> **DO THIS**
Take each line containing the word "verejného" and copy it.

> **SOURCE MATERIAL**
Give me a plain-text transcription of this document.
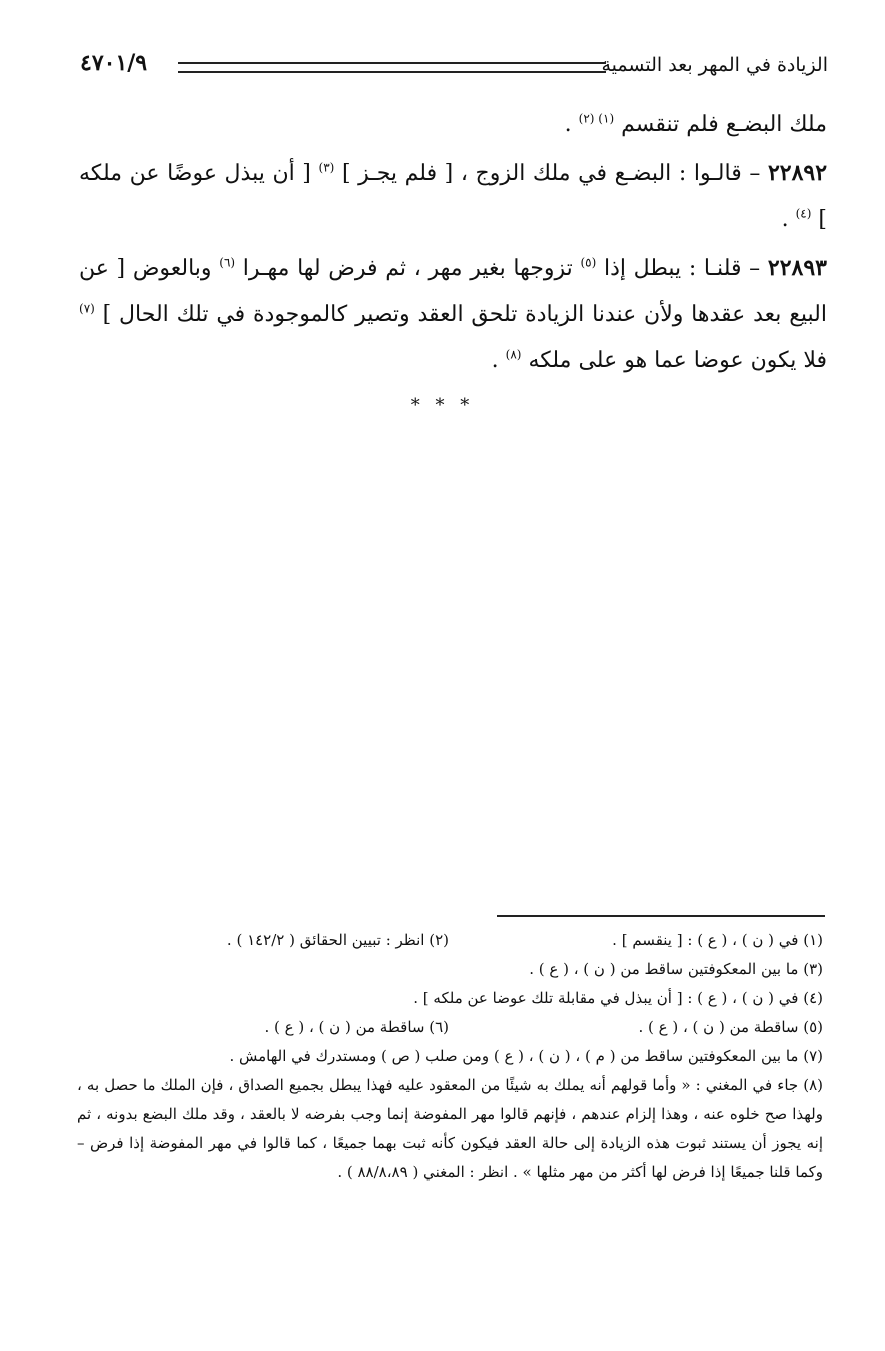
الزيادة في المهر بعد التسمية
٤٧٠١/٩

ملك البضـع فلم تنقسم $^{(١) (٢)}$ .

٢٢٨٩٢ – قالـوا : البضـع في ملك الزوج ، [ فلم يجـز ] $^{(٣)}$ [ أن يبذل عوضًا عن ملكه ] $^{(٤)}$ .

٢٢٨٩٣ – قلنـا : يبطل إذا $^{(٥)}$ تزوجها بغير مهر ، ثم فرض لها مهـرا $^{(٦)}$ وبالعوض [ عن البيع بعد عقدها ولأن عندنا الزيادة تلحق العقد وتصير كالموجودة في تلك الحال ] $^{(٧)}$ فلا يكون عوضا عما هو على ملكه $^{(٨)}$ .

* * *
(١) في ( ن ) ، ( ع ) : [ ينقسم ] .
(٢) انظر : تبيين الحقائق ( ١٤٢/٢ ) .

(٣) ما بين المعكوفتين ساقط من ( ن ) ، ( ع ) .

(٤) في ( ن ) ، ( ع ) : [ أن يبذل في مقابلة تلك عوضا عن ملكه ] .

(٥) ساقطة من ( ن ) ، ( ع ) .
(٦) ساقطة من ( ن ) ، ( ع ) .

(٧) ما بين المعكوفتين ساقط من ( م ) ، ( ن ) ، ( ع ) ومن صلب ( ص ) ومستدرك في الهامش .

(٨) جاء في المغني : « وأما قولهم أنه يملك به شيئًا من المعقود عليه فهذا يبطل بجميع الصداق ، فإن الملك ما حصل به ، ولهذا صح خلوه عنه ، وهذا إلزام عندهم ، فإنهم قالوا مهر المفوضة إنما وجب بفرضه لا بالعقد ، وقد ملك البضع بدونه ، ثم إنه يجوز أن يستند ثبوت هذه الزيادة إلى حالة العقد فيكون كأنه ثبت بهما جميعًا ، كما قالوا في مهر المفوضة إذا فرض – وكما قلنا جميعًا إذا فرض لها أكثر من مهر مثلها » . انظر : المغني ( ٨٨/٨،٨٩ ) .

--

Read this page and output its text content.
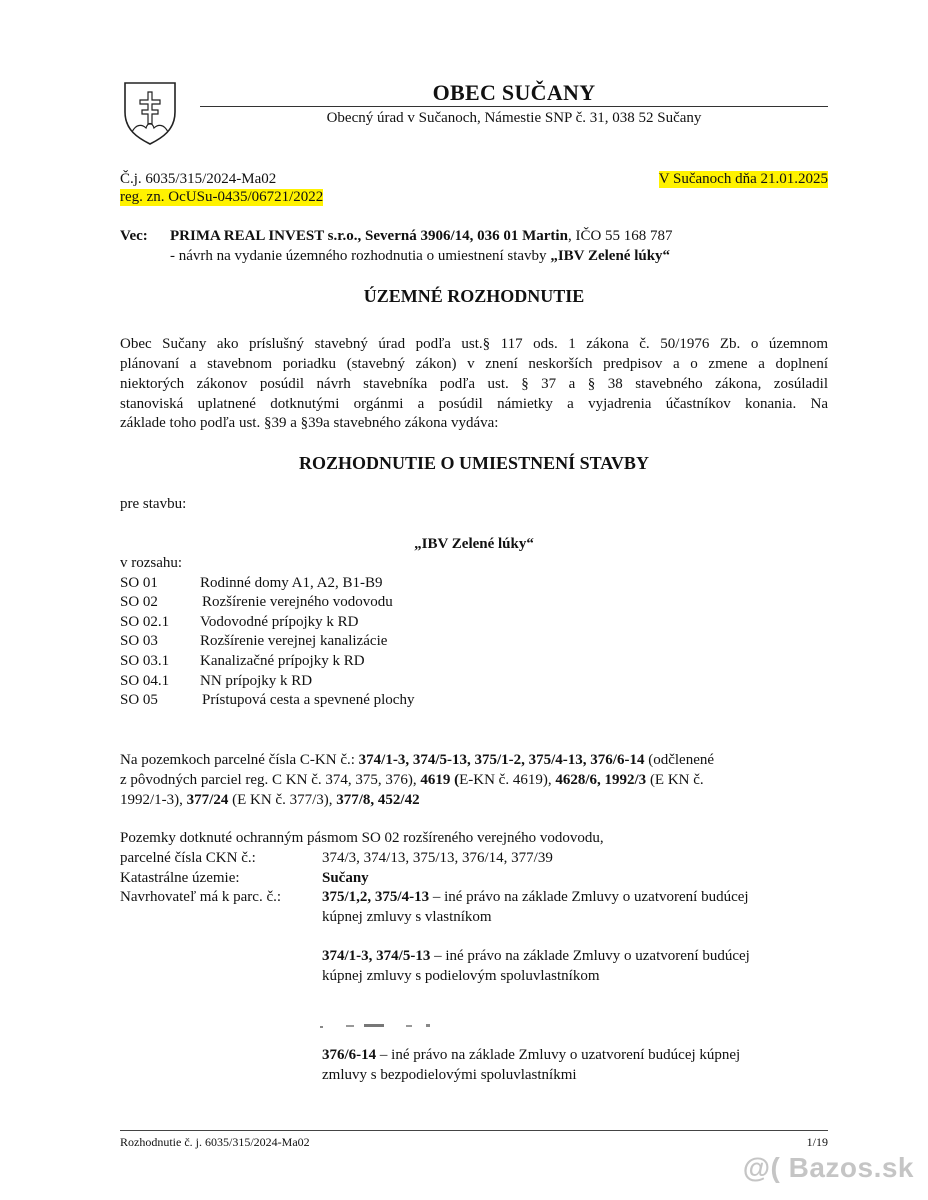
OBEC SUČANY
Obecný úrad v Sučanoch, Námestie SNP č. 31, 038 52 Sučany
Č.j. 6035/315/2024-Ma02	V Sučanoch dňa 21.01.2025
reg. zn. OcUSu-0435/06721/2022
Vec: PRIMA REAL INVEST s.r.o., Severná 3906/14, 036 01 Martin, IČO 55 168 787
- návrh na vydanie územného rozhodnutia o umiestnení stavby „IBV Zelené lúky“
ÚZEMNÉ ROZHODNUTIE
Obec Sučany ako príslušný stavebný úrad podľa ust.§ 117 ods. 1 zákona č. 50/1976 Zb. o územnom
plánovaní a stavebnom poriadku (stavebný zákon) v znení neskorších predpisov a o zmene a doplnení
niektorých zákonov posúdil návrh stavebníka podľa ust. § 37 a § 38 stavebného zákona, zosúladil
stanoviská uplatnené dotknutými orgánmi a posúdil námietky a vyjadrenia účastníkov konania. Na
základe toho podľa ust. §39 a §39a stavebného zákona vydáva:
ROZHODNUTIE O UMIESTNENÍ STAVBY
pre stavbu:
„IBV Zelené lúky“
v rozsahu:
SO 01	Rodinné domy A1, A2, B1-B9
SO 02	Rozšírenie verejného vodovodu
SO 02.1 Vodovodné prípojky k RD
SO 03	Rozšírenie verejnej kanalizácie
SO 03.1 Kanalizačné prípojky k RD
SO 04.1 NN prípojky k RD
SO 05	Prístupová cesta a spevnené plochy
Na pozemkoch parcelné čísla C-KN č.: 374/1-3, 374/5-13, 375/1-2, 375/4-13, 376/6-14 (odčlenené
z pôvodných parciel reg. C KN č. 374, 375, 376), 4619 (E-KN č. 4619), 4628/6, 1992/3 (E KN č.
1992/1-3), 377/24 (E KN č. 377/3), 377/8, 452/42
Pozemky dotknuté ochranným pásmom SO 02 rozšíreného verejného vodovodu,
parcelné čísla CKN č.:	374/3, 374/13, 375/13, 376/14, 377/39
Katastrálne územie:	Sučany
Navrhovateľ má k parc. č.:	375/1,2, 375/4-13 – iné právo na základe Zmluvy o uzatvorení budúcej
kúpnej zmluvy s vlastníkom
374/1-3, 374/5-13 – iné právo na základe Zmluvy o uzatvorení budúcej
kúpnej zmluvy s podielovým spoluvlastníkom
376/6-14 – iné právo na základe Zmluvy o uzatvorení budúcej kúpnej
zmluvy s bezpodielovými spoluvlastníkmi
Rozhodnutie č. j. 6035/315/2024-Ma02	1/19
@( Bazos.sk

> **CORRECT RESULT**
SO 02	Rozšírenie verejného vodovodu
Pozemky dotknuté ochranným pásmom SO 02 rozšíreného verejného vodovodu,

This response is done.